-- Required work --
Wherever "ffffff" appears in a line, list that line.

-- Supplied data --
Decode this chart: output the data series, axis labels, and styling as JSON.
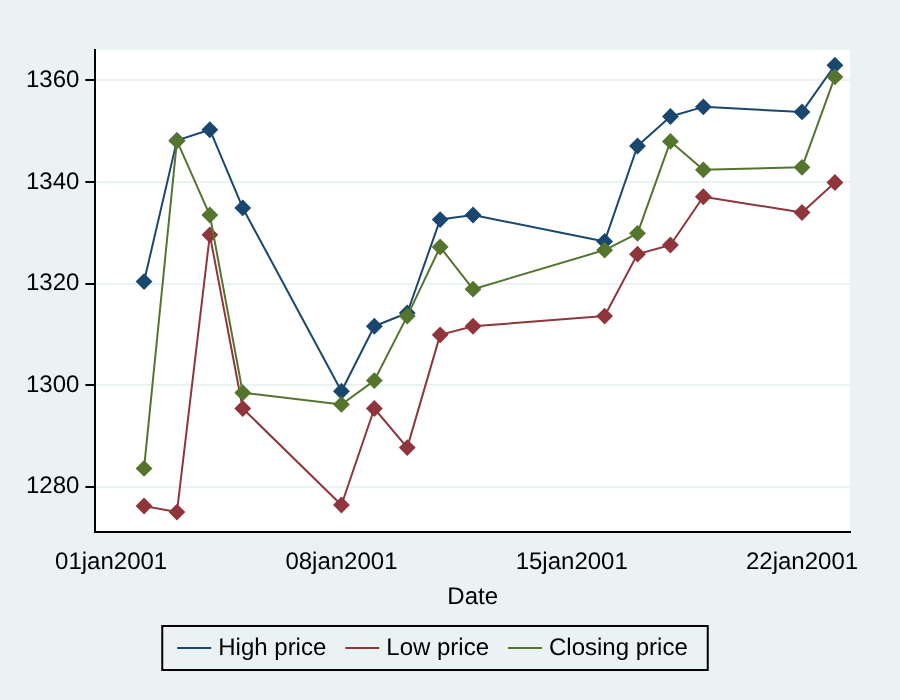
{
  "chart_data": {
    "type": "line",
    "xlabel": "Date",
    "x": [
      "2001-01-02",
      "2001-01-03",
      "2001-01-04",
      "2001-01-05",
      "2001-01-08",
      "2001-01-09",
      "2001-01-10",
      "2001-01-11",
      "2001-01-12",
      "2001-01-16",
      "2001-01-17",
      "2001-01-18",
      "2001-01-19",
      "2001-01-22",
      "2001-01-23"
    ],
    "series": [
      {
        "name": "High price",
        "color": "#1a476f",
        "values": [
          1320.4,
          1348.2,
          1350.3,
          1334.9,
          1298.8,
          1311.6,
          1314.2,
          1332.6,
          1333.5,
          1328.3,
          1347.1,
          1352.9,
          1354.8,
          1353.8,
          1363.0
        ]
      },
      {
        "name": "Low price",
        "color": "#90353b",
        "values": [
          1276.2,
          1275.0,
          1329.6,
          1295.4,
          1276.4,
          1295.4,
          1287.7,
          1309.9,
          1311.6,
          1313.6,
          1325.8,
          1327.6,
          1337.1,
          1334.0,
          1339.9
        ]
      },
      {
        "name": "Closing price",
        "color": "#55752f",
        "values": [
          1283.6,
          1348.1,
          1333.5,
          1298.5,
          1296.2,
          1300.9,
          1313.6,
          1327.2,
          1318.9,
          1326.6,
          1329.9,
          1348.0,
          1342.4,
          1342.9,
          1360.7
        ]
      }
    ],
    "xlim": [
      "2000-12-31T12:30",
      "2001-01-23T11:00"
    ],
    "xticks": [
      {
        "value": "2001-01-01",
        "label": "01jan2001"
      },
      {
        "value": "2001-01-08",
        "label": "08jan2001"
      },
      {
        "value": "2001-01-15",
        "label": "15jan2001"
      },
      {
        "value": "2001-01-22",
        "label": "22jan2001"
      }
    ],
    "ylim": [
      1271,
      1366
    ],
    "yticks": [
      1280,
      1300,
      1320,
      1340,
      1360
    ],
    "grid": "y",
    "legend": "bottom",
    "marker": "diamond",
    "line_style": "solid"
  }
}
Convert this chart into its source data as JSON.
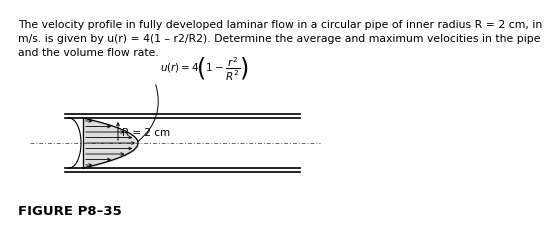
{
  "background_color": "#ffffff",
  "paragraph_line1": "The velocity profile in fully developed laminar flow in a circular pipe of inner radius R = 2 cm, in",
  "paragraph_line2": "m/s. is given by u(r) = 4(1 – r2/R2). Determine the average and maximum velocities in the pipe",
  "paragraph_line3": "and the volume flow rate.",
  "figure_label": "FIGURE P8–35",
  "radius_label": "R = 2 cm",
  "text_fontsize": 7.8,
  "label_fontsize": 7.5,
  "fig_label_fontsize": 9.5,
  "eq_fontsize": 7.5
}
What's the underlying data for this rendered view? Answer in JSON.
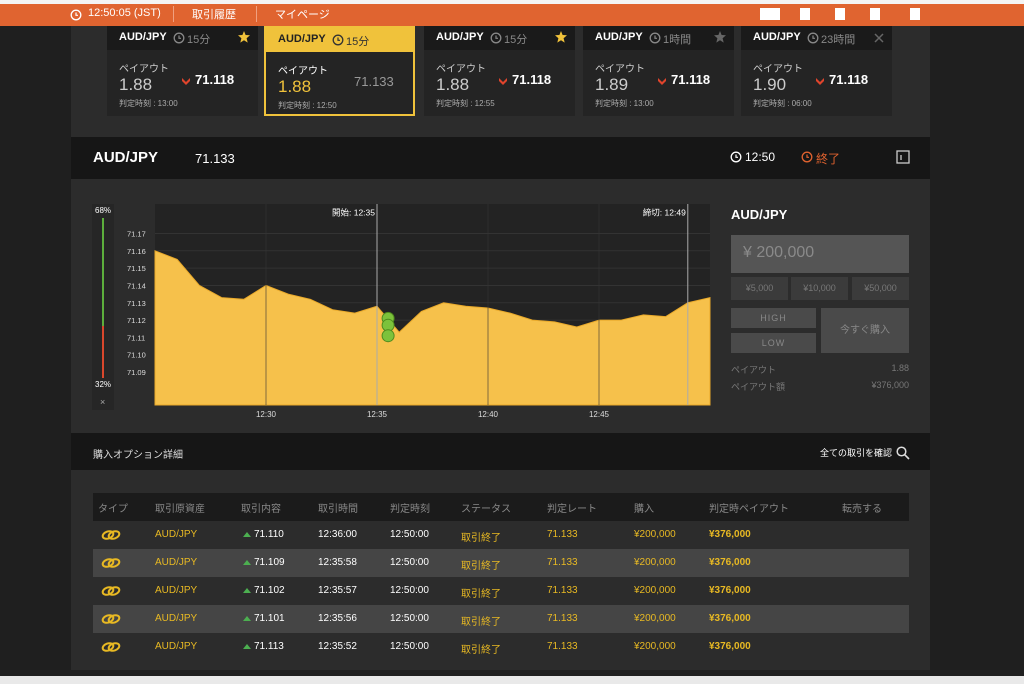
{
  "header": {
    "clock": "12:50:05 (JST)",
    "nav": [
      "取引履歴",
      "マイページ"
    ]
  },
  "option_cards": [
    {
      "pair": "AUD/JPY",
      "duration": "15分",
      "payout_label": "ペイアウト",
      "payout": "1.88",
      "rate": "71.118",
      "judge_time": "判定時刻 : 13:00",
      "selected": false
    },
    {
      "pair": "AUD/JPY",
      "duration": "15分",
      "payout_label": "ペイアウト",
      "payout": "1.88",
      "rate": "71.133",
      "judge_time": "判定時刻 : 12:50",
      "selected": true
    },
    {
      "pair": "AUD/JPY",
      "duration": "15分",
      "payout_label": "ペイアウト",
      "payout": "1.88",
      "rate": "71.118",
      "judge_time": "判定時刻 : 12:55",
      "selected": false
    },
    {
      "pair": "AUD/JPY",
      "duration": "1時間",
      "payout_label": "ペイアウト",
      "payout": "1.89",
      "rate": "71.118",
      "judge_time": "判定時刻 : 13:00",
      "selected": false
    },
    {
      "pair": "AUD/JPY",
      "duration": "23時間",
      "payout_label": "ペイアウト",
      "payout": "1.90",
      "rate": "71.118",
      "judge_time": "判定時刻 : 06:00",
      "selected": false
    }
  ],
  "asset_bar": {
    "pair": "AUD/JPY",
    "rate": "71.133",
    "time": "12:50",
    "status": "終了"
  },
  "sentiment": {
    "high": "68%",
    "low": "32%",
    "close": "×"
  },
  "price_chart": {
    "type": "area",
    "color": "#f6c14b",
    "categories": [
      null,
      null,
      null,
      null,
      null,
      "12:30",
      null,
      null,
      null,
      null,
      "12:35",
      null,
      null,
      null,
      null,
      "12:40",
      null,
      null,
      null,
      null,
      "12:45",
      null,
      null,
      null,
      null,
      null
    ],
    "values": [
      71.16,
      71.155,
      71.14,
      71.133,
      71.132,
      71.14,
      71.135,
      71.132,
      71.126,
      71.124,
      71.128,
      71.113,
      71.125,
      71.13,
      71.128,
      71.127,
      71.124,
      71.12,
      71.119,
      71.116,
      71.12,
      71.12,
      71.123,
      71.122,
      71.13,
      71.133
    ],
    "ylim": [
      71.071,
      71.187
    ],
    "yticks": [
      71.09,
      {
        "value": 71.1,
        "label": "71.10"
      },
      71.11,
      71.12,
      71.13,
      71.14,
      71.15,
      71.16,
      71.17
    ],
    "grid": true,
    "annotations": [
      "開始: 12:35",
      "締切: 12:49"
    ]
  },
  "order_panel": {
    "pair": "AUD/JPY",
    "amount": "¥ 200,000",
    "quick_amounts": [
      "¥5,000",
      "¥10,000",
      "¥50,000"
    ],
    "high": "HIGH",
    "low": "LOW",
    "buy_now": "今すぐ購入",
    "payout_label": "ペイアウト",
    "payout": "1.88",
    "payout_amount_label": "ペイアウト額",
    "payout_amount": "¥376,000"
  },
  "details": {
    "title": "購入オプション詳細",
    "view_all": "全ての取引を確認",
    "columns": [
      "タイプ",
      "取引原資産",
      "取引内容",
      "取引時間",
      "判定時刻",
      "ステータス",
      "判定レート",
      "購入",
      "判定時ペイアウト",
      "転売する"
    ],
    "rows": [
      [
        "AUD/JPY",
        "71.110",
        "12:36:00",
        "12:50:00",
        "取引終了",
        "71.133",
        "¥200,000",
        "¥376,000"
      ],
      [
        "AUD/JPY",
        "71.109",
        "12:35:58",
        "12:50:00",
        "取引終了",
        "71.133",
        "¥200,000",
        "¥376,000"
      ],
      [
        "AUD/JPY",
        "71.102",
        "12:35:57",
        "12:50:00",
        "取引終了",
        "71.133",
        "¥200,000",
        "¥376,000"
      ],
      [
        "AUD/JPY",
        "71.101",
        "12:35:56",
        "12:50:00",
        "取引終了",
        "71.133",
        "¥200,000",
        "¥376,000"
      ],
      [
        "AUD/JPY",
        "71.113",
        "12:35:52",
        "12:50:00",
        "取引終了",
        "71.133",
        "¥200,000",
        "¥376,000"
      ]
    ]
  }
}
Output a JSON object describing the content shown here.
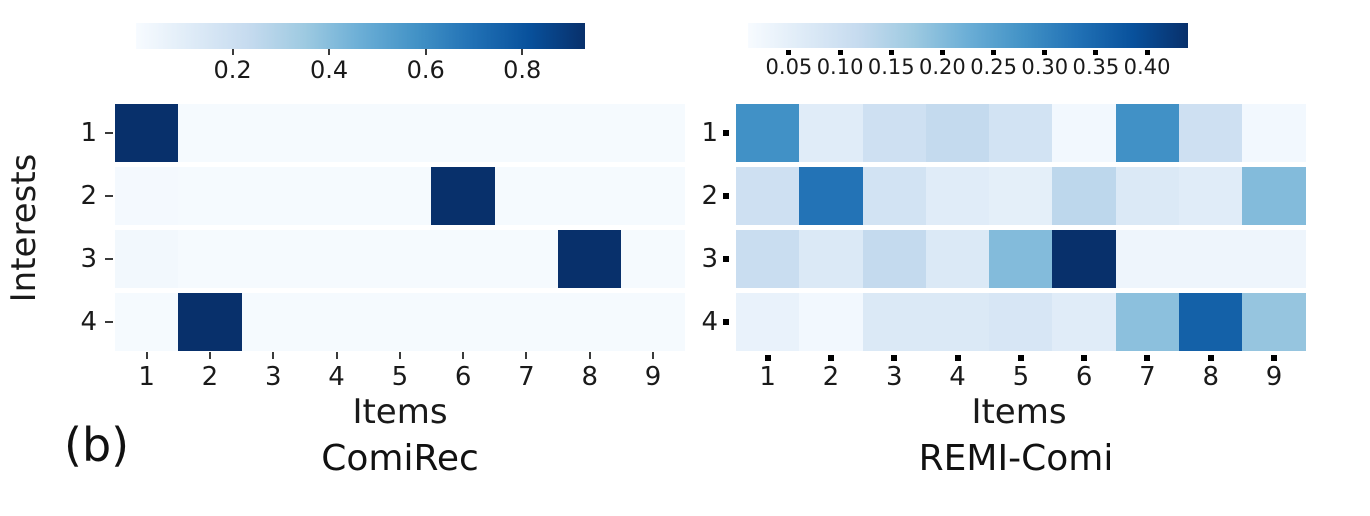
{
  "figure_label": "(b)",
  "colors": {
    "background": "#ffffff",
    "text": "#1a1a1a",
    "colormap": "Blues",
    "colormap_min": "#f7fbff",
    "colormap_max": "#08306b"
  },
  "chart_data": [
    {
      "type": "heatmap",
      "title": "ComiRec",
      "xlabel": "Items",
      "ylabel": "Interests",
      "x_tick_labels": [
        "1",
        "2",
        "3",
        "4",
        "5",
        "6",
        "7",
        "8",
        "9"
      ],
      "y_tick_labels": [
        "1",
        "2",
        "3",
        "4"
      ],
      "colormap": "Blues",
      "vmin": 0.0,
      "vmax": 0.93,
      "tick_style": "line",
      "colorbar": {
        "orientation": "horizontal",
        "position": "top",
        "ticks": [
          0.2,
          0.4,
          0.6,
          0.8
        ],
        "tick_labels": [
          "0.2",
          "0.4",
          "0.6",
          "0.8"
        ]
      },
      "values": [
        [
          0.93,
          0.01,
          0.01,
          0.01,
          0.01,
          0.01,
          0.01,
          0.01,
          0.01
        ],
        [
          0.015,
          0.01,
          0.01,
          0.01,
          0.01,
          0.93,
          0.01,
          0.01,
          0.01
        ],
        [
          0.025,
          0.01,
          0.01,
          0.01,
          0.01,
          0.01,
          0.01,
          0.93,
          0.01
        ],
        [
          0.01,
          0.93,
          0.01,
          0.01,
          0.01,
          0.01,
          0.01,
          0.01,
          0.01
        ]
      ]
    },
    {
      "type": "heatmap",
      "title": "REMI-Comi",
      "xlabel": "Items",
      "ylabel": "",
      "x_tick_labels": [
        "1",
        "2",
        "3",
        "4",
        "5",
        "6",
        "7",
        "8",
        "9"
      ],
      "y_tick_labels": [
        "1",
        "2",
        "3",
        "4"
      ],
      "colormap": "Blues",
      "vmin": 0.01,
      "vmax": 0.44,
      "tick_style": "square",
      "colorbar": {
        "orientation": "horizontal",
        "position": "top",
        "ticks": [
          0.05,
          0.1,
          0.15,
          0.2,
          0.25,
          0.3,
          0.35,
          0.4
        ],
        "tick_labels": [
          "0.05",
          "0.10",
          "0.15",
          "0.20",
          "0.25",
          "0.30",
          "0.35",
          "0.40"
        ]
      },
      "values": [
        [
          0.28,
          0.06,
          0.1,
          0.12,
          0.09,
          0.02,
          0.28,
          0.1,
          0.02
        ],
        [
          0.1,
          0.33,
          0.09,
          0.06,
          0.05,
          0.13,
          0.07,
          0.06,
          0.2
        ],
        [
          0.11,
          0.07,
          0.12,
          0.07,
          0.2,
          0.44,
          0.03,
          0.03,
          0.03
        ],
        [
          0.04,
          0.02,
          0.07,
          0.07,
          0.08,
          0.06,
          0.19,
          0.36,
          0.18
        ]
      ]
    }
  ]
}
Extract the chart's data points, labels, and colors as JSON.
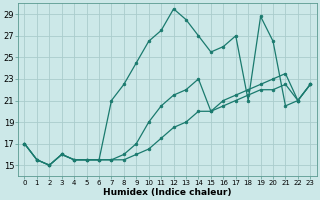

-- Written solution --
  "background_color": "#ffffff",
    "background": "#ffffff",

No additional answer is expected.